Espécie de reação à loucura e àquela narrativa erradia dominante no cenário do horror comercial europeu. Barilli (que fez apenas dois filmes) acende em O Perfume da Dama de Negro uma luz de consciência em plena esquizofrenia e efervescência gialli da primeira metade dos anos 70, realizando uma obra-prima solene, exuberante, que dialoga com o cinema de Polanski e de Hitchcock, que assume como esqueleto a cadência clássica repudiada pelos seus compatriotas, mas que ainda esconde lá no fundo um coração inegavelmente italiano.

A começar pelo visual extremo. Por mais que a classe do suspense inglês esteja viva em cada movimento, em cada um daqueles planos internos desenhados e cada passo que a hipnótica Mimsy Farmer dá em direção ao escuro, a euforia dos anos 70 pesa a mão na direção de arte e as composições de Barilli energizam-se de luzes, espelhos, quadros, vasos e todo tipo de tralhas coloridas e papéis de parede psicodélicos num desarranjo que parece querer encontrar sua harmonia pelas vias do caos. O curioso é essa estética toda berrante fluir tão suavemente em conluio com a sobriedade de uma câmera que captura tudo, no mais amplo e literal dos sentidos.

Dados de origem:
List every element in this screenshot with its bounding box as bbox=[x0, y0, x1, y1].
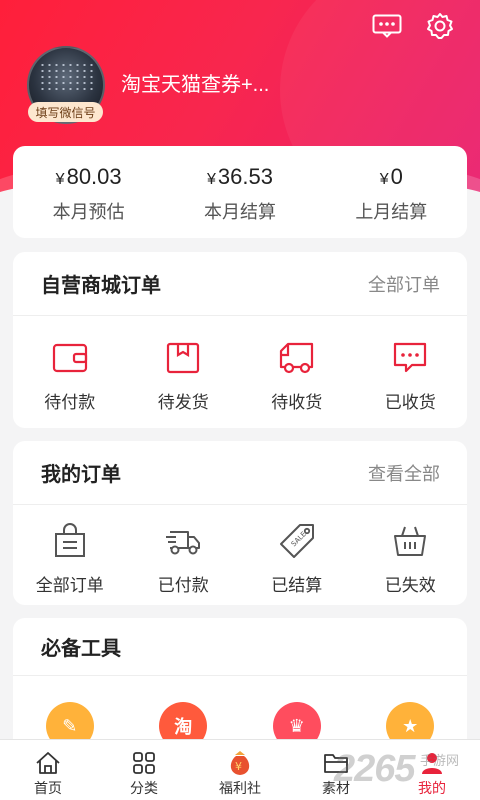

Instruções do exercício:
• 1. Resuma em duas frases o texto sobre O Perfume da Dama de Negro.
• 2. Quantos filmes Barilli fez, segundo o texto sobre O Perfume da Dama de Negro?
• 3. Prossiga o texto sobre O Perfume da Dama de Negro a partir do ponto em que ele termina.
As linhas não são necessárias para fazer o exercício.

Respostas por tarefa:
• 1. Em O Perfume da Dama de Negro, Barilli realiza uma obra-prima solene e exuberante que dialoga com o cinema de Polanski e de Hitchcock e adota a cadência clássica repudiada por seus compatriotas, sem deixar de ter um coração italiano. O visual extremo, cheio de luzes, espelhos, tralhas coloridas e papéis de parede psicodélicos, flui suavemente junto com a sobriedade de uma câmera que captura tudo.

• 2. Apenas dois.

• 3.
De Polanski, O Perfume da Dama de Negro herda sem pudores aquele climão todo metafísico que pula sem parar do plano real para o outro e que é a grande ‘prisão pros sentidos’ em O Bebê de Rosemary (Rosemary's Baby, 1968). Inútil dizer que “o diretor confunde o onírico e o tangível etc.” porque – e daí a principal diferença para a obra de Roman Polanski –, sinceramente, não há distinção; não há o que aconteceu e o que poderia ter acontecido, não se pode especificar onde termina um e onde começa o outro porque eles não chegam a existir realmente em algum momento. Barilli joga o filme a um andar onde tais valores são irrelevantes. O Perfume da Dama de Negro simplesmente flui não importando se há de fato uma conspiração, se há um feitiço, um mecanismo de ilusões, influência do Cão... Tudo, não importa o que seja, torna-se verdade num filme que te faz acreditar no que ele bem entender.

O controle é absoluto. Poucas vezes a manipulação de elementos e atmosfera foi tão eficiente em produzir as mais estranhas sensações. Em cada “presente” que ela recebe, cada aparição da mãe ou da menina, cada cena em que Barilli faz de Mimsy Farmer mais um dos vários objetos pra composição de cena em algum plano dentro do apartamento que, sob a lente do italiano, traveste-se de uma outra e macabra dimensão. Isso fora a trilha extraordinária que te desafia a não olhar para trás em cada momento que resolve aparecer.

É horror climático, é psicológico, claustrofóbico, sobrenatural, gótico, giallo… E é lindo acima de tudo. Porque há uma sincronia e um senso de unidade tão perfeito funcionando secretamente entre esses elementos que eles acabam, por mais díspares, fundindo-se num só, e o único gênero no qual O Perfume da Dama de Negro acaba mesmo se encaixando é aquele dos filmes absolutamente inesquecíveis.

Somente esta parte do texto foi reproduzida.